Copy each line of the listing below exactly.

BEGIN

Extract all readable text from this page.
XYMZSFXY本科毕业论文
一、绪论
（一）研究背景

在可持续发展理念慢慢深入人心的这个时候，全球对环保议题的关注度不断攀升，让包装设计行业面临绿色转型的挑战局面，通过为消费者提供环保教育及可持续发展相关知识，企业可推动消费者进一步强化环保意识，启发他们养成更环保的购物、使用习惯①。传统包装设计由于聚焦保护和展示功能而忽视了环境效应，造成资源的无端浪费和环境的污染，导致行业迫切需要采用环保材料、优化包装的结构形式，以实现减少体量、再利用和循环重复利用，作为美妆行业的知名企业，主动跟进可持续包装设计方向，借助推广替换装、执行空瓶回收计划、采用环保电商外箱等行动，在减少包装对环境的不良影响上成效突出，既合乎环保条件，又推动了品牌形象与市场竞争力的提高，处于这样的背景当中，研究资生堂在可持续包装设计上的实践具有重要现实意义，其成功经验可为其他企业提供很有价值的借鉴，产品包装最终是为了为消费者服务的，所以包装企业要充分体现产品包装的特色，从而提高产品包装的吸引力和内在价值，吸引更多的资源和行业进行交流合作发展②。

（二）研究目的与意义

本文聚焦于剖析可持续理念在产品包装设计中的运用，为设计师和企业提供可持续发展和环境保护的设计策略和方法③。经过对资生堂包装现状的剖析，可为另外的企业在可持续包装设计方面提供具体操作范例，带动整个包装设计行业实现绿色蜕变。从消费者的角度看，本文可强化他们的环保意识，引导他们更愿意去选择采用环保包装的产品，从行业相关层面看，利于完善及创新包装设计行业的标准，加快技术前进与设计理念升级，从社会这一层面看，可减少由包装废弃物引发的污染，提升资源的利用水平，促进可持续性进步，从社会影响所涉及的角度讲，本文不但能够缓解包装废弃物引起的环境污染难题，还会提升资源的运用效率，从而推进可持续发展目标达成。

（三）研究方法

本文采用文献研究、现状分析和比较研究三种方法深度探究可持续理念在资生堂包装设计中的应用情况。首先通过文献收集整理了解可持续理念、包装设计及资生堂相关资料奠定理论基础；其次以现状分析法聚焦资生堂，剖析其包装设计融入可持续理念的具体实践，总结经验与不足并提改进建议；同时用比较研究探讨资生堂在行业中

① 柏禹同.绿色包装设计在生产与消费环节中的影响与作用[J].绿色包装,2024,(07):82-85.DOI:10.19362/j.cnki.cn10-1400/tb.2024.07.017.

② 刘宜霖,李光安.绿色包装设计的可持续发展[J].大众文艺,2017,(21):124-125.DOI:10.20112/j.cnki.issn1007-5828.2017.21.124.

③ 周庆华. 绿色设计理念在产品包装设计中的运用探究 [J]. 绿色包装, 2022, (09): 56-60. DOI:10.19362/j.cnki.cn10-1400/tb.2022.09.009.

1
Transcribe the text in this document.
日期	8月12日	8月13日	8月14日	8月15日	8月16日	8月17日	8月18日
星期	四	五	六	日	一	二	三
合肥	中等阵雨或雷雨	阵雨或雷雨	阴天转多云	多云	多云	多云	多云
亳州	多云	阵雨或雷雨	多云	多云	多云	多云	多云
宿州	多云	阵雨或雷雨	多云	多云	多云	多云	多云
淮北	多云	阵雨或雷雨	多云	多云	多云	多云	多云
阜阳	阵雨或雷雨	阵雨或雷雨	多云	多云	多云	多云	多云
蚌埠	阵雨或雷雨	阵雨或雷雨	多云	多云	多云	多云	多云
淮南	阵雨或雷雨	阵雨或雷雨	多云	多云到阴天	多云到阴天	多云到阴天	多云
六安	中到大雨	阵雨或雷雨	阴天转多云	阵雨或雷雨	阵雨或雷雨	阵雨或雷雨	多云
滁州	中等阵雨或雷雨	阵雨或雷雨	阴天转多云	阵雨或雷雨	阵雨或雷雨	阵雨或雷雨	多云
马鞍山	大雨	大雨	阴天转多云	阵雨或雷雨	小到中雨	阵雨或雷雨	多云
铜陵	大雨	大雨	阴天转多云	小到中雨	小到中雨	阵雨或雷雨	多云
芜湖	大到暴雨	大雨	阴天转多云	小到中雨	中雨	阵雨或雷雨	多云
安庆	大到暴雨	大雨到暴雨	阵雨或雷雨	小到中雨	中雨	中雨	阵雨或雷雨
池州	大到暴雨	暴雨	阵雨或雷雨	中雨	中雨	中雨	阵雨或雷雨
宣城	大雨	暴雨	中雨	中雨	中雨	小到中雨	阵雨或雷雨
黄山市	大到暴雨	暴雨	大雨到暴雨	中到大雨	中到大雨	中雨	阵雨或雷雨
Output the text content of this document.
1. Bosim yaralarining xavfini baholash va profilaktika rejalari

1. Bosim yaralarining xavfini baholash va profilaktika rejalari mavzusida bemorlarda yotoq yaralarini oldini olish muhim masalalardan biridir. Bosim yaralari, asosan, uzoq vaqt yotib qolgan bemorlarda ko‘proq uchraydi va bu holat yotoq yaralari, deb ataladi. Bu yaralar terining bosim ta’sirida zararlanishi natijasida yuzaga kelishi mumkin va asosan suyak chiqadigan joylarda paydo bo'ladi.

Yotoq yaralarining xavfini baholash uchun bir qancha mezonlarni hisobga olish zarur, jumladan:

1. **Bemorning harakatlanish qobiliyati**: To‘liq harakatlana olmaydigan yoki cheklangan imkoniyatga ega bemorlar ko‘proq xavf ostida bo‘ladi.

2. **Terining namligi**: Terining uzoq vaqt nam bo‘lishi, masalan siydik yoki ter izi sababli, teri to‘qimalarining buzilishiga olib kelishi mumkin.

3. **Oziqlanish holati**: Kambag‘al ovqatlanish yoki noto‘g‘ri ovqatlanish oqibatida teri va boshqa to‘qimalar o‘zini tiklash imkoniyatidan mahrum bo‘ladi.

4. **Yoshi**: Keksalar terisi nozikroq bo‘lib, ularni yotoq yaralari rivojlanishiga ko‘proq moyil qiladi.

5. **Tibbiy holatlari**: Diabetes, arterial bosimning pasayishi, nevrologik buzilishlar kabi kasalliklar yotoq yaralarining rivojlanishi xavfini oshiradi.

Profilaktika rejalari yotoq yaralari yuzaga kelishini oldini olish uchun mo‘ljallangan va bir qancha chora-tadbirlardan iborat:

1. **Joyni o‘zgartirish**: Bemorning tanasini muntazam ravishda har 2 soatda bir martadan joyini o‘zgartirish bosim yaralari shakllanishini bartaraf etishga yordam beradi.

END

Result of the task:
Extract all readable text from this page.
XYMZSFXY本科毕业论文
一、绪论
（一）研究背景

在可持续发展理念慢慢深入人心的这个时候，全球对环保议题的关注度不断攀升，让包装设计行业面临绿色转型的挑战局面，通过为消费者提供环保教育及可持续发展相关知识，企业可推动消费者进一步强化环保意识，启发他们养成更环保的购物、使用习惯①。传统包装设计由于聚焦保护和展示功能而忽视了环境效应，造成资源的无端浪费和环境的污染，导致行业迫切需要采用环保材料、优化包装的结构形式，以实现减少体量、再利用和循环重复利用，作为美妆行业的知名企业，主动跟进可持续包装设计方向，借助推广替换装、执行空瓶回收计划、采用环保电商外箱等行动，在减少包装对环境的不良影响上成效突出，既合乎环保条件，又推动了品牌形象与市场竞争力的提高，处于这样的背景当中，研究资生堂在可持续包装设计上的实践具有重要现实意义，其成功经验可为其他企业提供很有价值的借鉴，产品包装最终是为了为消费者服务的，所以包装企业要充分体现产品包装的特色，从而提高产品包装的吸引力和内在价值，吸引更多的资源和行业进行交流合作发展②。

（二）研究目的与意义

本文聚焦于剖析可持续理念在产品包装设计中的运用，为设计师和企业提供可持续发展和环境保护的设计策略和方法③。经过对资生堂包装现状的剖析，可为另外的企业在可持续包装设计方面提供具体操作范例，带动整个包装设计行业实现绿色蜕变。从消费者的角度看，本文可强化他们的环保意识，引导他们更愿意去选择采用环保包装的产品，从行业相关层面看，利于完善及创新包装设计行业的标准，加快技术前进与设计理念升级，从社会这一层面看，可减少由包装废弃物引发的污染，提升资源的利用水平，促进可持续性进步，从社会影响所涉及的角度讲，本文不但能够缓解包装废弃物引起的环境污染难题，还会提升资源的运用效率，从而推进可持续发展目标达成。

（三）研究方法

本文采用文献研究、现状分析和比较研究三种方法深度探究可持续理念在资生堂包装设计中的应用情况。首先通过文献收集整理了解可持续理念、包装设计及资生堂相关资料奠定理论基础；其次以现状分析法聚焦资生堂，剖析其包装设计融入可持续理念的具体实践，总结经验与不足并提改进建议；同时用比较研究探讨资生堂在行业中

① 柏禹同.绿色包装设计在生产与消费环节中的影响与作用[J].绿色包装,2024,(07):82-85.DOI:10.19362/j.cnki.cn10-1400/tb.2024.07.017.

② 刘宜霖,李光安.绿色包装设计的可持续发展[J].大众文艺,2017,(21):124-125.DOI:10.20112/j.cnki.issn1007-5828.2017.21.124.

③ 周庆华. 绿色设计理念在产品包装设计中的运用探究 [J]. 绿色包装, 2022, (09): 56-60. DOI:10.19362/j.cnki.cn10-1400/tb.2022.09.009.

1
Transcribe the text in this document.
日期	8月12日	8月13日	8月14日	8月15日	8月16日	8月17日	8月18日
星期	四	五	六	日	一	二	三
合肥	中等阵雨或雷雨	阵雨或雷雨	阴天转多云	多云	多云	多云	多云
亳州	多云	阵雨或雷雨	多云	多云	多云	多云	多云
宿州	多云	阵雨或雷雨	多云	多云	多云	多云	多云
淮北	多云	阵雨或雷雨	多云	多云	多云	多云	多云
阜阳	阵雨或雷雨	阵雨或雷雨	多云	多云	多云	多云	多云
蚌埠	阵雨或雷雨	阵雨或雷雨	多云	多云	多云	多云	多云
淮南	阵雨或雷雨	阵雨或雷雨	多云	多云到阴天	多云到阴天	多云到阴天	多云
六安	中到大雨	阵雨或雷雨	阴天转多云	阵雨或雷雨	阵雨或雷雨	阵雨或雷雨	多云
滁州	中等阵雨或雷雨	阵雨或雷雨	阴天转多云	阵雨或雷雨	阵雨或雷雨	阵雨或雷雨	多云
马鞍山	大雨	大雨	阴天转多云	阵雨或雷雨	小到中雨	阵雨或雷雨	多云
铜陵	大雨	大雨	阴天转多云	小到中雨	小到中雨	阵雨或雷雨	多云
芜湖	大到暴雨	大雨	阴天转多云	小到中雨	中雨	阵雨或雷雨	多云
安庆	大到暴雨	大雨到暴雨	阵雨或雷雨	小到中雨	中雨	中雨	阵雨或雷雨
池州	大到暴雨	暴雨	阵雨或雷雨	中雨	中雨	中雨	阵雨或雷雨
宣城	大雨	暴雨	中雨	中雨	中雨	小到中雨	阵雨或雷雨
黄山市	大到暴雨	暴雨	大雨到暴雨	中到大雨	中到大雨	中雨	阵雨或雷雨
Output the text content of this document.
1. Bosim yaralarining xavfini baholash va profilaktika rejalari

1. Bosim yaralarining xavfini baholash va profilaktika rejalari mavzusida bemorlarda yotoq yaralarini oldini olish muhim masalalardan biridir. Bosim yaralari, asosan, uzoq vaqt yotib qolgan bemorlarda ko‘proq uchraydi va bu holat yotoq yaralari, deb ataladi. Bu yaralar terining bosim ta’sirida zararlanishi natijasida yuzaga kelishi mumkin va asosan suyak chiqadigan joylarda paydo bo'ladi.

Yotoq yaralarining xavfini baholash uchun bir qancha mezonlarni hisobga olish zarur, jumladan:

1. **Bemorning harakatlanish qobiliyati**: To‘liq harakatlana olmaydigan yoki cheklangan imkoniyatga ega bemorlar ko‘proq xavf ostida bo‘ladi.

2. **Terining namligi**: Terining uzoq vaqt nam bo‘lishi, masalan siydik yoki ter izi sababli, teri to‘qimalarining buzilishiga olib kelishi mumkin.

3. **Oziqlanish holati**: Kambag‘al ovqatlanish yoki noto‘g‘ri ovqatlanish oqibatida teri va boshqa to‘qimalar o‘zini tiklash imkoniyatidan mahrum bo‘ladi.

4. **Yoshi**: Keksalar terisi nozikroq bo‘lib, ularni yotoq yaralari rivojlanishiga ko‘proq moyil qiladi.

5. **Tibbiy holatlari**: Diabetes, arterial bosimning pasayishi, nevrologik buzilishlar kabi kasalliklar yotoq yaralarining rivojlanishi xavfini oshiradi.

Profilaktika rejalari yotoq yaralari yuzaga kelishini oldini olish uchun mo‘ljallangan va bir qancha chora-tadbirlardan iborat:

1. **Joyni o‘zgartirish**: Bemorning tanasini muntazam ravishda har 2 soatda bir martadan joyini o‘zgartirish bosim yaralari shakllanishini bartaraf etishga yordam beradi.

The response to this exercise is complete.